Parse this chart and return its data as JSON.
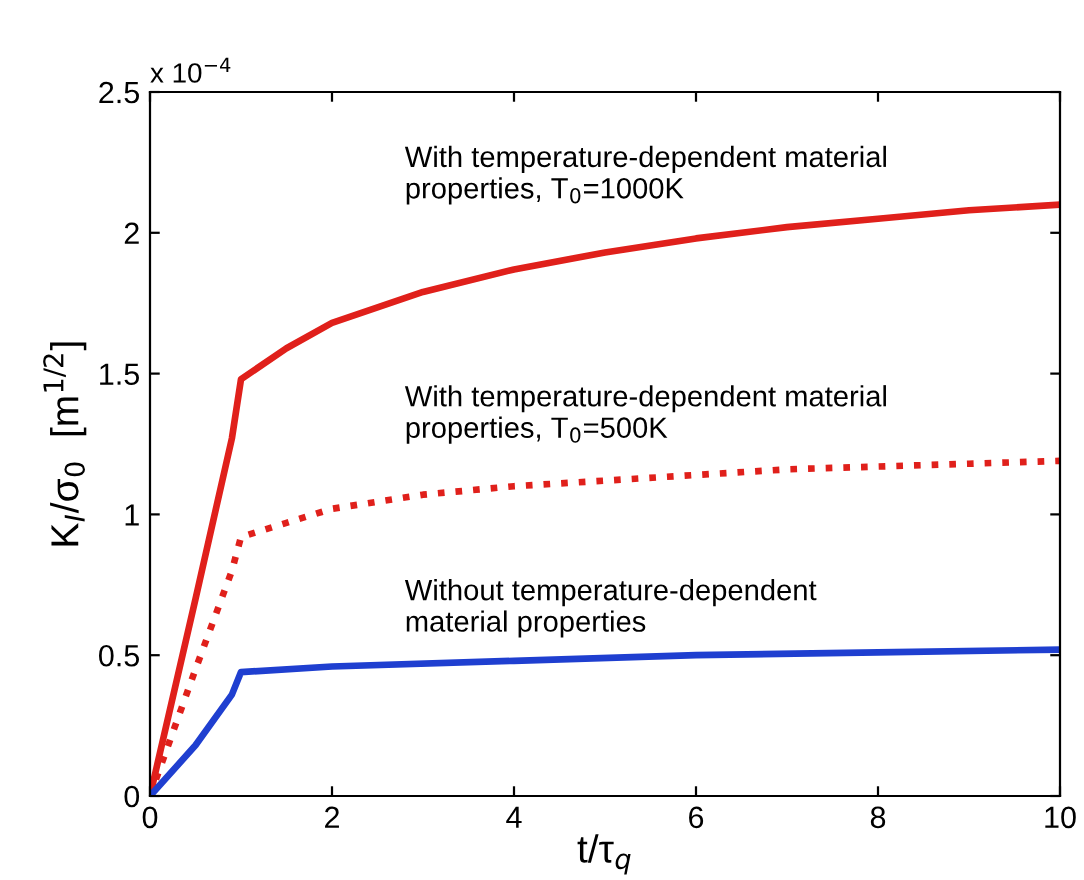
{
  "chart_data": {
    "type": "line",
    "xlabel": "t/τ$_{q}$",
    "ylabel": "K$_{I}$/σ$_{0}$  [m$^{1/2}$]",
    "xlim": [
      0,
      10
    ],
    "ylim": [
      0,
      2.5
    ],
    "xticks": [
      0,
      2,
      4,
      6,
      8,
      10
    ],
    "yticks": [
      0,
      0.5,
      1,
      1.5,
      2,
      2.5
    ],
    "grid": false,
    "legend": false,
    "series": [
      {
        "color": "#e0201b",
        "line_style": "solid",
        "x": [
          0,
          0.5,
          0.9,
          1,
          1.5,
          2,
          3,
          4,
          5,
          6,
          7,
          8,
          9,
          10
        ],
        "values": [
          0,
          0.7,
          1.27,
          1.48,
          1.59,
          1.68,
          1.79,
          1.87,
          1.93,
          1.98,
          2.02,
          2.05,
          2.08,
          2.1
        ]
      },
      {
        "color": "#e0201b",
        "line_style": "dotted",
        "x": [
          0,
          0.5,
          0.9,
          1,
          1.5,
          2,
          3,
          4,
          5,
          6,
          7,
          8,
          9,
          10
        ],
        "values": [
          0,
          0.45,
          0.8,
          0.92,
          0.97,
          1.02,
          1.07,
          1.1,
          1.12,
          1.14,
          1.16,
          1.17,
          1.18,
          1.19
        ]
      },
      {
        "color": "#1f3fd0",
        "line_style": "solid",
        "x": [
          0,
          0.5,
          0.9,
          1,
          2,
          4,
          6,
          8,
          10
        ],
        "values": [
          0,
          0.18,
          0.36,
          0.44,
          0.46,
          0.48,
          0.5,
          0.51,
          0.52
        ]
      }
    ],
    "annotations": [
      "x 10$^{−4}$",
      "With temperature-dependent material\nproperties, T$_{0}$=1000K",
      "With temperature-dependent material\nproperties, T$_{0}$=500K",
      "Without temperature-dependent\nmaterial properties"
    ]
  }
}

------------------------------------------------------------

◆ **WRITTEN EXERCISE**
Reproduce the whole listing word for word, setting aside any pictures.

◆ **COMPLETE ANSWER**
Parse this chart and return its data as JSON.
{
  "chart_data": {
    "type": "line",
    "xlabel": "t/τ$_{q}$",
    "ylabel": "K$_{I}$/σ$_{0}$  [m$^{1/2}$]",
    "xlim": [
      0,
      10
    ],
    "ylim": [
      0,
      2.5
    ],
    "xticks": [
      0,
      2,
      4,
      6,
      8,
      10
    ],
    "yticks": [
      0,
      0.5,
      1,
      1.5,
      2,
      2.5
    ],
    "grid": false,
    "legend": false,
    "series": [
      {
        "color": "#e0201b",
        "line_style": "solid",
        "x": [
          0,
          0.5,
          0.9,
          1,
          1.5,
          2,
          3,
          4,
          5,
          6,
          7,
          8,
          9,
          10
        ],
        "values": [
          0,
          0.7,
          1.27,
          1.48,
          1.59,
          1.68,
          1.79,
          1.87,
          1.93,
          1.98,
          2.02,
          2.05,
          2.08,
          2.1
        ]
      },
      {
        "color": "#e0201b",
        "line_style": "dotted",
        "x": [
          0,
          0.5,
          0.9,
          1,
          1.5,
          2,
          3,
          4,
          5,
          6,
          7,
          8,
          9,
          10
        ],
        "values": [
          0,
          0.45,
          0.8,
          0.92,
          0.97,
          1.02,
          1.07,
          1.1,
          1.12,
          1.14,
          1.16,
          1.17,
          1.18,
          1.19
        ]
      },
      {
        "color": "#1f3fd0",
        "line_style": "solid",
        "x": [
          0,
          0.5,
          0.9,
          1,
          2,
          4,
          6,
          8,
          10
        ],
        "values": [
          0,
          0.18,
          0.36,
          0.44,
          0.46,
          0.48,
          0.5,
          0.51,
          0.52
        ]
      }
    ],
    "annotations": [
      "x 10$^{−4}$",
      "With temperature-dependent material\nproperties, T$_{0}$=1000K",
      "With temperature-dependent material\nproperties, T$_{0}$=500K",
      "Without temperature-dependent\nmaterial properties"
    ]
  }
}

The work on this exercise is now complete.